Copy word for word the part of the command design pattern text starting at "2. Create one" and ending at "to be done.".

START STUDY TEXT

Command design pattern example

Command design pattern example

Steps:

  1. Define a Command interface with a method signature like execute(). In the above example ActionListenerCommand is the command interface having a single execute() method.
  2. Create one or more derived classes that encapsulate some subset of the following: a “receiver” object, the method to invoke, the arguments to pass. In the above example ActionOpen and ActionSave are the Concrete command classes which creates a binding between the receiver and the action. ActionOpen class calls the receiver(in this case the Document class) class’s action method inside the execute(). Thus ordering the receiver class what needs to be done.
  3. Instantiate a Command object for each deferred execution request.
  4. Pass the Command object from the creator  to the invoker.
  5. The invoker decides when to execute().

END STUDY TEXT
START EXTRACTED ENTRIES

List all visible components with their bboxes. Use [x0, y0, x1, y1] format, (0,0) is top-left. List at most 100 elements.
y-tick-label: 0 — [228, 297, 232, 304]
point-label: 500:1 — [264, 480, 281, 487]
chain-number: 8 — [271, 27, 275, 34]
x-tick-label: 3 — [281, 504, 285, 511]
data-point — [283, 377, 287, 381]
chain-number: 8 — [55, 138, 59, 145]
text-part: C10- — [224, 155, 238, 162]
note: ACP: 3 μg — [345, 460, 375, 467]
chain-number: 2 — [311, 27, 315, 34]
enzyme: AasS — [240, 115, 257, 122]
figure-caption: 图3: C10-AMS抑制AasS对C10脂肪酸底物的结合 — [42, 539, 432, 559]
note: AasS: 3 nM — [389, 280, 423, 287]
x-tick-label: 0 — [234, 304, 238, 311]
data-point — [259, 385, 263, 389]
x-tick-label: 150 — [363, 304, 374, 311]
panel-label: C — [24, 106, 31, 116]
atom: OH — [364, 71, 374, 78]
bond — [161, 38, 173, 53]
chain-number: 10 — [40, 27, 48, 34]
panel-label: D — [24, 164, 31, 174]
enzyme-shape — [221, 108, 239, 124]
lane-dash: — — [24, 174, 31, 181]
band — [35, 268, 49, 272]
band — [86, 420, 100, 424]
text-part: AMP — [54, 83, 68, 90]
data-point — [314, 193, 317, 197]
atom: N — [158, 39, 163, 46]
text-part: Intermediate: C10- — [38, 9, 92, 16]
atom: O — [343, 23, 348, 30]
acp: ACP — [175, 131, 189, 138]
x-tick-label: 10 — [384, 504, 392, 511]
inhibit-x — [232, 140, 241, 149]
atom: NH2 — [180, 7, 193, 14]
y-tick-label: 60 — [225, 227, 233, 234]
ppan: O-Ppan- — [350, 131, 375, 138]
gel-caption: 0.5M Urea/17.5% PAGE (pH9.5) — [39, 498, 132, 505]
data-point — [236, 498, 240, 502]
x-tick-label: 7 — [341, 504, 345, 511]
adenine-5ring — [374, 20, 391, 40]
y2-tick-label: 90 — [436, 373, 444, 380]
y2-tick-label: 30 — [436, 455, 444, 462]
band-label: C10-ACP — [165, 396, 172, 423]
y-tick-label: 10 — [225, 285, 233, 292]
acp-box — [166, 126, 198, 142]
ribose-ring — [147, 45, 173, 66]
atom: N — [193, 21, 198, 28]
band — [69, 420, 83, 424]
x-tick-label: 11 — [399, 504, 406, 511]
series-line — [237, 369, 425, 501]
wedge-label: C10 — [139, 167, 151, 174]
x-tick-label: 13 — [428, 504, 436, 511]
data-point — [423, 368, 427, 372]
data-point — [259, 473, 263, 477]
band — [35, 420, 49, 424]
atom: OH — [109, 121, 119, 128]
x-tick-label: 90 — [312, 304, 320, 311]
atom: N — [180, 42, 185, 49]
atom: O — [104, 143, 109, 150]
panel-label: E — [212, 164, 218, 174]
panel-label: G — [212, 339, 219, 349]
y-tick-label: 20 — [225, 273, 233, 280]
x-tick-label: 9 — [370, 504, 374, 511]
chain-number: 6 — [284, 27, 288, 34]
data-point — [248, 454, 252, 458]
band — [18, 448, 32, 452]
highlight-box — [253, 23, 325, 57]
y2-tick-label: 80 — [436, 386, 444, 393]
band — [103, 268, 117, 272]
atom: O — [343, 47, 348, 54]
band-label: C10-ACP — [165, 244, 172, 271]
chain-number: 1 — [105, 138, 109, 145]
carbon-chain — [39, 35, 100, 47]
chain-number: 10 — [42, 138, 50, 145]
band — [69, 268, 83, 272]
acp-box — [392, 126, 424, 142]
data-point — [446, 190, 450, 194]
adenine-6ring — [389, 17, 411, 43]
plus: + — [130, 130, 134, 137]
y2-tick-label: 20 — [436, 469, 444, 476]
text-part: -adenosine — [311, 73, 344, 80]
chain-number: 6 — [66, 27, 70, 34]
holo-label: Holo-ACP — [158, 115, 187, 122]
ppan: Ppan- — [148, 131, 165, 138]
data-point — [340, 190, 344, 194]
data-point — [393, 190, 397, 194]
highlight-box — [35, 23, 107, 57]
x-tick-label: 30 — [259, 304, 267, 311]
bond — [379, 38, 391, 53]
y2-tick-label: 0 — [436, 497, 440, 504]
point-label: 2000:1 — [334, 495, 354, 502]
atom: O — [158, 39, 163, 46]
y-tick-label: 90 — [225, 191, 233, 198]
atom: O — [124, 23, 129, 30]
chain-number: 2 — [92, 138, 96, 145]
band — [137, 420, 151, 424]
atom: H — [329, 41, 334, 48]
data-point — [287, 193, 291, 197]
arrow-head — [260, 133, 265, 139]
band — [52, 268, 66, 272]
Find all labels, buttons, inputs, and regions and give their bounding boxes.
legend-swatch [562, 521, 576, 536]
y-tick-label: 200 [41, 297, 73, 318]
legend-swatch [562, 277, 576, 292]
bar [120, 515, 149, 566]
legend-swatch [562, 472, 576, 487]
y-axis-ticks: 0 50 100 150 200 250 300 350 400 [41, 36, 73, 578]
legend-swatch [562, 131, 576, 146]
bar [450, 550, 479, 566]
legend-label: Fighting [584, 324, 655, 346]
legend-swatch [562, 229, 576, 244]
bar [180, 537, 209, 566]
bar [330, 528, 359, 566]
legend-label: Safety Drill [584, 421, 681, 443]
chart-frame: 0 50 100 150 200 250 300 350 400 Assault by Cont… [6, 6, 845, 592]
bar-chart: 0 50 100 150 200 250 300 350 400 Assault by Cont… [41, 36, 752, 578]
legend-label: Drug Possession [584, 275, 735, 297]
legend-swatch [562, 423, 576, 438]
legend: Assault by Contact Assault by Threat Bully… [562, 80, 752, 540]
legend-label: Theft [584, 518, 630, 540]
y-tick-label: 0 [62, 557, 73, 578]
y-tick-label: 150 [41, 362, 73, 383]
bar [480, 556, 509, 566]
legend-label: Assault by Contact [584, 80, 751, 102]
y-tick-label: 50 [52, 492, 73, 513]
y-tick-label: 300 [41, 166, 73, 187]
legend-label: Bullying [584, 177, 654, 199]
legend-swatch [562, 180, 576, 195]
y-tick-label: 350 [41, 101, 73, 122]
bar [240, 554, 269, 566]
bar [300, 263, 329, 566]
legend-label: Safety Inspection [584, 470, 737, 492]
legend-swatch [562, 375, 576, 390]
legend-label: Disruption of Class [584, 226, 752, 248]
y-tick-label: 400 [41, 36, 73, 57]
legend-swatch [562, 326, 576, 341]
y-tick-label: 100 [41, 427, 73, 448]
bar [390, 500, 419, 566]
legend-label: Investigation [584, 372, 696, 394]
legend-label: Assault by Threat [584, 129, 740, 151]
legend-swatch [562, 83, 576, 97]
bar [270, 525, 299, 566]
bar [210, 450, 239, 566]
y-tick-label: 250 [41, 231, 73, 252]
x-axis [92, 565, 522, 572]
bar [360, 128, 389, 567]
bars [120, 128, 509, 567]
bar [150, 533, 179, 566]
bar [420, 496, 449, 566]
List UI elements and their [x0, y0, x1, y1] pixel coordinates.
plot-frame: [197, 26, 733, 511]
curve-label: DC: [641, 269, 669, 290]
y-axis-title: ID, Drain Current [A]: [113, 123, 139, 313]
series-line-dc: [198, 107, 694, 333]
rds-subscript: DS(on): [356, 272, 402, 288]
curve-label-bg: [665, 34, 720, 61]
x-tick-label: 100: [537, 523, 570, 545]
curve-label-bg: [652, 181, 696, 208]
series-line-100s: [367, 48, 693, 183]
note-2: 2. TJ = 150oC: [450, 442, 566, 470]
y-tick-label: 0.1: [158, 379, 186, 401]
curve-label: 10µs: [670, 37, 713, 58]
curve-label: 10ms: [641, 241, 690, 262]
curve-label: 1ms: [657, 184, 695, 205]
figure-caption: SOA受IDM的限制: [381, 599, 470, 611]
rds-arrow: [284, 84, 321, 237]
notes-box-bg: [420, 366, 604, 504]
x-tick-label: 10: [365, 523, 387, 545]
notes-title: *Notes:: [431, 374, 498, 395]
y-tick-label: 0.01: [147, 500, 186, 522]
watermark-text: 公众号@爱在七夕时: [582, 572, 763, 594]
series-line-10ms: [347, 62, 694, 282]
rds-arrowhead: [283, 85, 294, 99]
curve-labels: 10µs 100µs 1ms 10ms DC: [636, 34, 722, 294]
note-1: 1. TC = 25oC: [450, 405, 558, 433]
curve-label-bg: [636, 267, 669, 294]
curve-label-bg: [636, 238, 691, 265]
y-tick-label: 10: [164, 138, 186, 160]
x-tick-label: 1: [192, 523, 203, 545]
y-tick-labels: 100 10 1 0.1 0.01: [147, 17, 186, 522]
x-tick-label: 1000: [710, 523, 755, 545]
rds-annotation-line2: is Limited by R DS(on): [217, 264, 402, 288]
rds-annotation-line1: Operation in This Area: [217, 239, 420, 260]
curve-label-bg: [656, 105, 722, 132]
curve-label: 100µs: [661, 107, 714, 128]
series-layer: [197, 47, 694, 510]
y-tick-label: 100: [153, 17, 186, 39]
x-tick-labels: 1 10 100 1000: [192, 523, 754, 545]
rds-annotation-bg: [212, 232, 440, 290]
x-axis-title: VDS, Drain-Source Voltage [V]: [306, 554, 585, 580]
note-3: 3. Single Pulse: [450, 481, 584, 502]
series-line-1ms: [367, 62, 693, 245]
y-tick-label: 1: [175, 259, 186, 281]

END EXTRACTED ENTRIES

ANSWER BOX:
2. Create one or more derived classes that encapsulate some subset of the following: a “receiver” object, the method to invoke, the arguments to pass. In the above example ActionOpen and ActionSave are the Concrete command classes which creates a binding between the receiver and the action. ActionOpen class calls the receiver(in this case the Document class) class’s action method inside the execute(). Thus ordering the receiver class what needs to be done.